**Exercise prompt:**
Send back the entries below exactly as they appear.

**Data in this exercise:**
[Begin]

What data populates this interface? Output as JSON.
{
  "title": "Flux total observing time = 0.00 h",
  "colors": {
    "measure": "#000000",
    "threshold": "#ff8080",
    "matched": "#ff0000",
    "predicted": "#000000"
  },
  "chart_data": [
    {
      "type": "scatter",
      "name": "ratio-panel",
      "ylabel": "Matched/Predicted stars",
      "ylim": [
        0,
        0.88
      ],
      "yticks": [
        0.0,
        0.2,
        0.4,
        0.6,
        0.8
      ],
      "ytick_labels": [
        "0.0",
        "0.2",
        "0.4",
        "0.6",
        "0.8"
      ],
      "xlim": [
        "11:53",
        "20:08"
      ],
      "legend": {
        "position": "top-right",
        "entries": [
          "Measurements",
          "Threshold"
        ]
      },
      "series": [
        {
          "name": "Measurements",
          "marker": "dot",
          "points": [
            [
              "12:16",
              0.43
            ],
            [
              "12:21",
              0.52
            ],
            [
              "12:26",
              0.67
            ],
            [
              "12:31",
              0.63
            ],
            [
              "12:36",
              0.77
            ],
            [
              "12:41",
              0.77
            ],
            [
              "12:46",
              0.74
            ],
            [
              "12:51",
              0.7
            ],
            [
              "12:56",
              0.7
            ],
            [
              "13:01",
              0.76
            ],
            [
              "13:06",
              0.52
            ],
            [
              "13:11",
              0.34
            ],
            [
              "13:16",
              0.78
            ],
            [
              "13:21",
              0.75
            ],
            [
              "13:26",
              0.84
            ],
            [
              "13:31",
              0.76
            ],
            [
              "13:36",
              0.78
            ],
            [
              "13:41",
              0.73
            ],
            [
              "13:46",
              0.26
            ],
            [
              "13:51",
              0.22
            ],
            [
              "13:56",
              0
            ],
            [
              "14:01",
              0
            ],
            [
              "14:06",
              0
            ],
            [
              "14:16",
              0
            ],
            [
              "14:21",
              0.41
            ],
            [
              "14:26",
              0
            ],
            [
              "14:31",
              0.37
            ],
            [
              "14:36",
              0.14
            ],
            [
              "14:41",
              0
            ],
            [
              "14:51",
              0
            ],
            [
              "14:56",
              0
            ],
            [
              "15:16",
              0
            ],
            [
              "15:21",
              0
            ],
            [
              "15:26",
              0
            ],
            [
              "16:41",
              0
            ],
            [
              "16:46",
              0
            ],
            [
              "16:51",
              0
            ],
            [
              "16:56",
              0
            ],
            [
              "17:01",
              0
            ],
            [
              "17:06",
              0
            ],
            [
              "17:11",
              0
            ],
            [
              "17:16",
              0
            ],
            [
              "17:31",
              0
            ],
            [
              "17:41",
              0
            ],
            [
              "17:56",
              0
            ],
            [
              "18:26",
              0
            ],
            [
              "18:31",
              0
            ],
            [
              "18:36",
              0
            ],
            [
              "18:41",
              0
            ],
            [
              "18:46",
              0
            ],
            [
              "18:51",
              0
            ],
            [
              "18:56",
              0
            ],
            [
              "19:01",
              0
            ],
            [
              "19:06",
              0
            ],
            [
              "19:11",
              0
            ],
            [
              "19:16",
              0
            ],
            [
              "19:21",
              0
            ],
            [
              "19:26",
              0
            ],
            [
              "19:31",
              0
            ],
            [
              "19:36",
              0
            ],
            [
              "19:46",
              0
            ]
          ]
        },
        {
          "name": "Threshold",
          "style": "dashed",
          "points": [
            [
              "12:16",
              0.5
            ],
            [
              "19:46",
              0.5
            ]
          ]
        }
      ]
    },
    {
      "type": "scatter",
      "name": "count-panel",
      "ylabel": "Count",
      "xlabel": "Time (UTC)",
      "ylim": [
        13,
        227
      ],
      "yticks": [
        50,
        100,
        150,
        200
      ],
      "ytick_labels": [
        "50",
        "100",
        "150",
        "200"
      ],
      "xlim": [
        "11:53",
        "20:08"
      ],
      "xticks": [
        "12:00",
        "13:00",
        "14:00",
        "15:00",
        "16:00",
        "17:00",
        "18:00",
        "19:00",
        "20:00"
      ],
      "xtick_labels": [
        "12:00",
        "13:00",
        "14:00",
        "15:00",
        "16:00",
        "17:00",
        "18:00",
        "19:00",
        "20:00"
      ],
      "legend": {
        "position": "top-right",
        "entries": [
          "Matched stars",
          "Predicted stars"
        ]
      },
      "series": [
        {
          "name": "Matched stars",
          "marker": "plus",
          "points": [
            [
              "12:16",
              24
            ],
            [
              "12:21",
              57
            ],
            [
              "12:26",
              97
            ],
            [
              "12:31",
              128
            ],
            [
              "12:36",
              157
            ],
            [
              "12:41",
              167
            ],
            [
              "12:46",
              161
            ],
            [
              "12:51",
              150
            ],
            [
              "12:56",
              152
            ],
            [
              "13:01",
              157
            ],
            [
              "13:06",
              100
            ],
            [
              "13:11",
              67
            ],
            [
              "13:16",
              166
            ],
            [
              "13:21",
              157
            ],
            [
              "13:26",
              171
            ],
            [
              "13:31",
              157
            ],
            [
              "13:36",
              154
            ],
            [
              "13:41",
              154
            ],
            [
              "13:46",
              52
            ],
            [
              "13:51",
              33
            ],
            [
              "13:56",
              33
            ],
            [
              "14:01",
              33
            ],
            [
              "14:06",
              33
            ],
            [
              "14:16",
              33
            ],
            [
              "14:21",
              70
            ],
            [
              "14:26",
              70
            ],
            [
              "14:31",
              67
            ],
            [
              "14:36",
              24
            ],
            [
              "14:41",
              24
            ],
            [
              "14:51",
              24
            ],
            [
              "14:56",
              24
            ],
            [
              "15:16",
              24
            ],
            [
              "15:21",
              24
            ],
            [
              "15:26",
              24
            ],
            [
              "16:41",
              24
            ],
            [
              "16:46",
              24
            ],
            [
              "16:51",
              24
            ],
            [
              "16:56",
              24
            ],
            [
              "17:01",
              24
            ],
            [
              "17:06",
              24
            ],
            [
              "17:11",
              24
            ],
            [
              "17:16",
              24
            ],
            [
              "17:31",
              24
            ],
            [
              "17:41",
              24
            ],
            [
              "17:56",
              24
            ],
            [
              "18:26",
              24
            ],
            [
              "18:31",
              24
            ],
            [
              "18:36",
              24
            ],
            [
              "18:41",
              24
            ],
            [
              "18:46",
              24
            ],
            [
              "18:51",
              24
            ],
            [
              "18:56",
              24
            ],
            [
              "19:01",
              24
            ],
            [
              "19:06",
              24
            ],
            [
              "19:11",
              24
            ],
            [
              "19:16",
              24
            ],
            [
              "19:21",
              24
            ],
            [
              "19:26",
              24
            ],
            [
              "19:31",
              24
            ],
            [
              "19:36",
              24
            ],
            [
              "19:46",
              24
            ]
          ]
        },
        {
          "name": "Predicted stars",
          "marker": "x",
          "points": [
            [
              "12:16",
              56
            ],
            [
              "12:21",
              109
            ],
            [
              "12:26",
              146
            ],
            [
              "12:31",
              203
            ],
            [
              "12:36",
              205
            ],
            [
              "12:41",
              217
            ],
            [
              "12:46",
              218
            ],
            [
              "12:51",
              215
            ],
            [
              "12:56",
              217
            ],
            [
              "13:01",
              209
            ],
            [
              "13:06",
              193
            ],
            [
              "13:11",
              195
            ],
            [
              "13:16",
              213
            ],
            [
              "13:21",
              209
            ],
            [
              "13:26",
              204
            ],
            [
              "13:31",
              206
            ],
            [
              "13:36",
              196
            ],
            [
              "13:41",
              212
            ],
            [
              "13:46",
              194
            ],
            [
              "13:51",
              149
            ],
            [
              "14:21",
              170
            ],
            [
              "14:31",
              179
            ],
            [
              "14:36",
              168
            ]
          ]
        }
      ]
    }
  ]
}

[End]

**Output:**
What data populates this interface? Output as JSON.
{
  "title": "Flux total observing time = 0.00 h",
  "colors": {
    "measure": "#000000",
    "threshold": "#ff8080",
    "matched": "#ff0000",
    "predicted": "#000000"
  },
  "chart_data": [
    {
      "type": "scatter",
      "name": "ratio-panel",
      "ylabel": "Matched/Predicted stars",
      "ylim": [
        0,
        0.88
      ],
      "yticks": [
        0.0,
        0.2,
        0.4,
        0.6,
        0.8
      ],
      "ytick_labels": [
        "0.0",
        "0.2",
        "0.4",
        "0.6",
        "0.8"
      ],
      "xlim": [
        "11:53",
        "20:08"
      ],
      "legend": {
        "position": "top-right",
        "entries": [
          "Measurements",
          "Threshold"
        ]
      },
      "series": [
        {
          "name": "Measurements",
          "marker": "dot",
          "points": [
            [
              "12:16",
              0.43
            ],
            [
              "12:21",
              0.52
            ],
            [
              "12:26",
              0.67
            ],
            [
              "12:31",
              0.63
            ],
            [
              "12:36",
              0.77
            ],
            [
              "12:41",
              0.77
            ],
            [
              "12:46",
              0.74
            ],
            [
              "12:51",
              0.7
            ],
            [
              "12:56",
              0.7
            ],
            [
              "13:01",
              0.76
            ],
            [
              "13:06",
              0.52
            ],
            [
              "13:11",
              0.34
            ],
            [
              "13:16",
              0.78
            ],
            [
              "13:21",
              0.75
            ],
            [
              "13:26",
              0.84
            ],
            [
              "13:31",
              0.76
            ],
            [
              "13:36",
              0.78
            ],
            [
              "13:41",
              0.73
            ],
            [
              "13:46",
              0.26
            ],
            [
              "13:51",
              0.22
            ],
            [
              "13:56",
              0
            ],
            [
              "14:01",
              0
            ],
            [
              "14:06",
              0
            ],
            [
              "14:16",
              0
            ],
            [
              "14:21",
              0.41
            ],
            [
              "14:26",
              0
            ],
            [
              "14:31",
              0.37
            ],
            [
              "14:36",
              0.14
            ],
            [
              "14:41",
              0
            ],
            [
              "14:51",
              0
            ],
            [
              "14:56",
              0
            ],
            [
              "15:16",
              0
            ],
            [
              "15:21",
              0
            ],
            [
              "15:26",
              0
            ],
            [
              "16:41",
              0
            ],
            [
              "16:46",
              0
            ],
            [
              "16:51",
              0
            ],
            [
              "16:56",
              0
            ],
            [
              "17:01",
              0
            ],
            [
              "17:06",
              0
            ],
            [
              "17:11",
              0
            ],
            [
              "17:16",
              0
            ],
            [
              "17:31",
              0
            ],
            [
              "17:41",
              0
            ],
            [
              "17:56",
              0
            ],
            [
              "18:26",
              0
            ],
            [
              "18:31",
              0
            ],
            [
              "18:36",
              0
            ],
            [
              "18:41",
              0
            ],
            [
              "18:46",
              0
            ],
            [
              "18:51",
              0
            ],
            [
              "18:56",
              0
            ],
            [
              "19:01",
              0
            ],
            [
              "19:06",
              0
            ],
            [
              "19:11",
              0
            ],
            [
              "19:16",
              0
            ],
            [
              "19:21",
              0
            ],
            [
              "19:26",
              0
            ],
            [
              "19:31",
              0
            ],
            [
              "19:36",
              0
            ],
            [
              "19:46",
              0
            ]
          ]
        },
        {
          "name": "Threshold",
          "style": "dashed",
          "points": [
            [
              "12:16",
              0.5
            ],
            [
              "19:46",
              0.5
            ]
          ]
        }
      ]
    },
    {
      "type": "scatter",
      "name": "count-panel",
      "ylabel": "Count",
      "xlabel": "Time (UTC)",
      "ylim": [
        13,
        227
      ],
      "yticks": [
        50,
        100,
        150,
        200
      ],
      "ytick_labels": [
        "50",
        "100",
        "150",
        "200"
      ],
      "xlim": [
        "11:53",
        "20:08"
      ],
      "xticks": [
        "12:00",
        "13:00",
        "14:00",
        "15:00",
        "16:00",
        "17:00",
        "18:00",
        "19:00",
        "20:00"
      ],
      "xtick_labels": [
        "12:00",
        "13:00",
        "14:00",
        "15:00",
        "16:00",
        "17:00",
        "18:00",
        "19:00",
        "20:00"
      ],
      "legend": {
        "position": "top-right",
        "entries": [
          "Matched stars",
          "Predicted stars"
        ]
      },
      "series": [
        {
          "name": "Matched stars",
          "marker": "plus",
          "points": [
            [
              "12:16",
              24
            ],
            [
              "12:21",
              57
            ],
            [
              "12:26",
              97
            ],
            [
              "12:31",
              128
            ],
            [
              "12:36",
              157
            ],
            [
              "12:41",
              167
            ],
            [
              "12:46",
              161
            ],
            [
              "12:51",
              150
            ],
            [
              "12:56",
              152
            ],
            [
              "13:01",
              157
            ],
            [
              "13:06",
              100
            ],
            [
              "13:11",
              67
            ],
            [
              "13:16",
              166
            ],
            [
              "13:21",
              157
            ],
            [
              "13:26",
              171
            ],
            [
              "13:31",
              157
            ],
            [
              "13:36",
              154
            ],
            [
              "13:41",
              154
            ],
            [
              "13:46",
              52
            ],
            [
              "13:51",
              33
            ],
            [
              "13:56",
              33
            ],
            [
              "14:01",
              33
            ],
            [
              "14:06",
              33
            ],
            [
              "14:16",
              33
            ],
            [
              "14:21",
              70
            ],
            [
              "14:26",
              70
            ],
            [
              "14:31",
              67
            ],
            [
              "14:36",
              24
            ],
            [
              "14:41",
              24
            ],
            [
              "14:51",
              24
            ],
            [
              "14:56",
              24
            ],
            [
              "15:16",
              24
            ],
            [
              "15:21",
              24
            ],
            [
              "15:26",
              24
            ],
            [
              "16:41",
              24
            ],
            [
              "16:46",
              24
            ],
            [
              "16:51",
              24
            ],
            [
              "16:56",
              24
            ],
            [
              "17:01",
              24
            ],
            [
              "17:06",
              24
            ],
            [
              "17:11",
              24
            ],
            [
              "17:16",
              24
            ],
            [
              "17:31",
              24
            ],
            [
              "17:41",
              24
            ],
            [
              "17:56",
              24
            ],
            [
              "18:26",
              24
            ],
            [
              "18:31",
              24
            ],
            [
              "18:36",
              24
            ],
            [
              "18:41",
              24
            ],
            [
              "18:46",
              24
            ],
            [
              "18:51",
              24
            ],
            [
              "18:56",
              24
            ],
            [
              "19:01",
              24
            ],
            [
              "19:06",
              24
            ],
            [
              "19:11",
              24
            ],
            [
              "19:16",
              24
            ],
            [
              "19:21",
              24
            ],
            [
              "19:26",
              24
            ],
            [
              "19:31",
              24
            ],
            [
              "19:36",
              24
            ],
            [
              "19:46",
              24
            ]
          ]
        },
        {
          "name": "Predicted stars",
          "marker": "x",
          "points": [
            [
              "12:16",
              56
            ],
            [
              "12:21",
              109
            ],
            [
              "12:26",
              146
            ],
            [
              "12:31",
              203
            ],
            [
              "12:36",
              205
            ],
            [
              "12:41",
              217
            ],
            [
              "12:46",
              218
            ],
            [
              "12:51",
              215
            ],
            [
              "12:56",
              217
            ],
            [
              "13:01",
              209
            ],
            [
              "13:06",
              193
            ],
            [
              "13:11",
              195
            ],
            [
              "13:16",
              213
            ],
            [
              "13:21",
              209
            ],
            [
              "13:26",
              204
            ],
            [
              "13:31",
              206
            ],
            [
              "13:36",
              196
            ],
            [
              "13:41",
              212
            ],
            [
              "13:46",
              194
            ],
            [
              "13:51",
              149
            ],
            [
              "14:21",
              170
            ],
            [
              "14:31",
              179
            ],
            [
              "14:36",
              168
            ]
          ]
        }
      ]
    }
  ]
}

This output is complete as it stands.